• Task requirements: Rewrite the data below with "data-point" changed to "marker" wherever it occurs, leaving every other line and character as it is.

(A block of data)
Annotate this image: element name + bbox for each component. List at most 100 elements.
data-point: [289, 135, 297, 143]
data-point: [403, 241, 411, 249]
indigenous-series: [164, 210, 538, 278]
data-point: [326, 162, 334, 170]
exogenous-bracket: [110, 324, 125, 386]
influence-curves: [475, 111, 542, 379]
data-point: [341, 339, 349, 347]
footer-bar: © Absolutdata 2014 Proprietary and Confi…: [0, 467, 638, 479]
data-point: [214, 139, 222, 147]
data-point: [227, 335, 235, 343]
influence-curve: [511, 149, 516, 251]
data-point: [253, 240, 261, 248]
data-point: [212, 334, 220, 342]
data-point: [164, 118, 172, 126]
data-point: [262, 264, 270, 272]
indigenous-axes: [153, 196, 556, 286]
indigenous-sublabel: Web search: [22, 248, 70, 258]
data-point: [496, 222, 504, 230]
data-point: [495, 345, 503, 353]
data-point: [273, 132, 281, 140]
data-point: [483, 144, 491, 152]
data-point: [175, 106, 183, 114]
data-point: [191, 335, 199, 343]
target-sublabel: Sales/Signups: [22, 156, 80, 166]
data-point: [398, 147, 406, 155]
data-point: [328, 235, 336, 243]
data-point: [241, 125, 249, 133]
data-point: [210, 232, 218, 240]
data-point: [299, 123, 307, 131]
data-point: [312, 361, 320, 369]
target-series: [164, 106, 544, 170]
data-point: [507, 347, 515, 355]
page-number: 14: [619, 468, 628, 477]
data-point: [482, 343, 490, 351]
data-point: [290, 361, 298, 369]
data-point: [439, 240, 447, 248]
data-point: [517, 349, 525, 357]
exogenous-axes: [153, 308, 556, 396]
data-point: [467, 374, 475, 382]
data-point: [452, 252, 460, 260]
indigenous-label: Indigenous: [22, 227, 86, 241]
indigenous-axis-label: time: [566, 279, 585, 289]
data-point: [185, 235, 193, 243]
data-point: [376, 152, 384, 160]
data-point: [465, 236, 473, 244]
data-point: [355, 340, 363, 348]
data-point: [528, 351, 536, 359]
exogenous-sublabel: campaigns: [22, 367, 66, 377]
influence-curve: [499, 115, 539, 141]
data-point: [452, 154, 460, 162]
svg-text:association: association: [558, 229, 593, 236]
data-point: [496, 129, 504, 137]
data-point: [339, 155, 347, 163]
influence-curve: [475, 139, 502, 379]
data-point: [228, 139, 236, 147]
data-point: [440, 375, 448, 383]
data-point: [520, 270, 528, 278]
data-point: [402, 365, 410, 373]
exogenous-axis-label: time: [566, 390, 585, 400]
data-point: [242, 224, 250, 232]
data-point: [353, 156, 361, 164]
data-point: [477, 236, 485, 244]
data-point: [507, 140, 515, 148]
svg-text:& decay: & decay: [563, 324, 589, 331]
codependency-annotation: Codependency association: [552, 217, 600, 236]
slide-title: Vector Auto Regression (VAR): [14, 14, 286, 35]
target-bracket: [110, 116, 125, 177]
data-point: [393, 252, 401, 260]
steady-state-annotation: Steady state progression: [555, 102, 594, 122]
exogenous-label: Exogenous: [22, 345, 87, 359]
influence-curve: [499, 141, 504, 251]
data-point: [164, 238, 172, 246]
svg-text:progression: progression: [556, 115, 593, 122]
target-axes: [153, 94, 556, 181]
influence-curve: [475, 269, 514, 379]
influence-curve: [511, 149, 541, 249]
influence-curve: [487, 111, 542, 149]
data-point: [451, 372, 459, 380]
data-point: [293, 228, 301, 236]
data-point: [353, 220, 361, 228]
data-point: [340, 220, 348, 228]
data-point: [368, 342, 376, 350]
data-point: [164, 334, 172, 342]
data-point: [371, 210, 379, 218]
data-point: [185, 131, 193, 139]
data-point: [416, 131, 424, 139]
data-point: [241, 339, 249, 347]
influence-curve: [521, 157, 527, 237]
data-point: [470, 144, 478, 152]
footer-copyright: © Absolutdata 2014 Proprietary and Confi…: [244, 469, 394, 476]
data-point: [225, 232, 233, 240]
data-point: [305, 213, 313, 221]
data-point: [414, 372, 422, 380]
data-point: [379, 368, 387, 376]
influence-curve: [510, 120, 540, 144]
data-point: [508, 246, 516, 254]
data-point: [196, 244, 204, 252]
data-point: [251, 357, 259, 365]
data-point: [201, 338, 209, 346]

• Result for this task:
Annotate this image: element name + bbox for each component. List at most 100 elements.
marker: [289, 135, 297, 143]
marker: [403, 241, 411, 249]
indigenous-series: [164, 210, 538, 278]
marker: [326, 162, 334, 170]
exogenous-bracket: [110, 324, 125, 386]
influence-curves: [475, 111, 542, 379]
marker: [341, 339, 349, 347]
footer-bar: © Absolutdata 2014 Proprietary and Confi…: [0, 467, 638, 479]
marker: [214, 139, 222, 147]
marker: [227, 335, 235, 343]
influence-curve: [511, 149, 516, 251]
marker: [253, 240, 261, 248]
marker: [212, 334, 220, 342]
marker: [164, 118, 172, 126]
marker: [262, 264, 270, 272]
indigenous-axes: [153, 196, 556, 286]
indigenous-sublabel: Web search: [22, 248, 70, 258]
marker: [496, 222, 504, 230]
marker: [495, 345, 503, 353]
marker: [273, 132, 281, 140]
marker: [483, 144, 491, 152]
marker: [175, 106, 183, 114]
marker: [191, 335, 199, 343]
target-sublabel: Sales/Signups: [22, 156, 80, 166]
marker: [398, 147, 406, 155]
marker: [328, 235, 336, 243]
marker: [241, 125, 249, 133]
marker: [210, 232, 218, 240]
marker: [299, 123, 307, 131]
marker: [312, 361, 320, 369]
target-series: [164, 106, 544, 170]
marker: [507, 347, 515, 355]
page-number: 14: [619, 468, 628, 477]
marker: [482, 343, 490, 351]
marker: [290, 361, 298, 369]
marker: [439, 240, 447, 248]
marker: [517, 349, 525, 357]
exogenous-axes: [153, 308, 556, 396]
marker: [467, 374, 475, 382]
marker: [452, 252, 460, 260]
indigenous-label: Indigenous: [22, 227, 86, 241]
indigenous-axis-label: time: [566, 279, 585, 289]
marker: [185, 235, 193, 243]
marker: [376, 152, 384, 160]
marker: [465, 236, 473, 244]
marker: [355, 340, 363, 348]
marker: [528, 351, 536, 359]
exogenous-sublabel: campaigns: [22, 367, 66, 377]
influence-curve: [499, 115, 539, 141]
marker: [452, 154, 460, 162]
svg-text:association: association: [558, 229, 593, 236]
marker: [496, 129, 504, 137]
marker: [339, 155, 347, 163]
influence-curve: [475, 139, 502, 379]
marker: [228, 139, 236, 147]
marker: [440, 375, 448, 383]
marker: [520, 270, 528, 278]
marker: [402, 365, 410, 373]
exogenous-axis-label: time: [566, 390, 585, 400]
marker: [242, 224, 250, 232]
marker: [353, 156, 361, 164]
marker: [477, 236, 485, 244]
marker: [507, 140, 515, 148]
svg-text:& decay: & decay: [563, 324, 589, 331]
codependency-annotation: Codependency association: [552, 217, 600, 236]
slide-title: Vector Auto Regression (VAR): [14, 14, 286, 35]
target-bracket: [110, 116, 125, 177]
marker: [393, 252, 401, 260]
steady-state-annotation: Steady state progression: [555, 102, 594, 122]
exogenous-label: Exogenous: [22, 345, 87, 359]
influence-curve: [499, 141, 504, 251]
marker: [164, 238, 172, 246]
svg-text:progression: progression: [556, 115, 593, 122]
target-axes: [153, 94, 556, 181]
influence-curve: [475, 269, 514, 379]
influence-curve: [511, 149, 541, 249]
influence-curve: [487, 111, 542, 149]
marker: [451, 372, 459, 380]
marker: [293, 228, 301, 236]
marker: [353, 220, 361, 228]
marker: [340, 220, 348, 228]
marker: [368, 342, 376, 350]
marker: [164, 334, 172, 342]
marker: [371, 210, 379, 218]
marker: [185, 131, 193, 139]
marker: [416, 131, 424, 139]
marker: [241, 339, 249, 347]
influence-curve: [521, 157, 527, 237]
marker: [470, 144, 478, 152]
footer-copyright: © Absolutdata 2014 Proprietary and Confi…: [244, 469, 394, 476]
marker: [225, 232, 233, 240]
marker: [305, 213, 313, 221]
marker: [414, 372, 422, 380]
marker: [379, 368, 387, 376]
influence-curve: [510, 120, 540, 144]
marker: [508, 246, 516, 254]
marker: [196, 244, 204, 252]
marker: [251, 357, 259, 365]
marker: [201, 338, 209, 346]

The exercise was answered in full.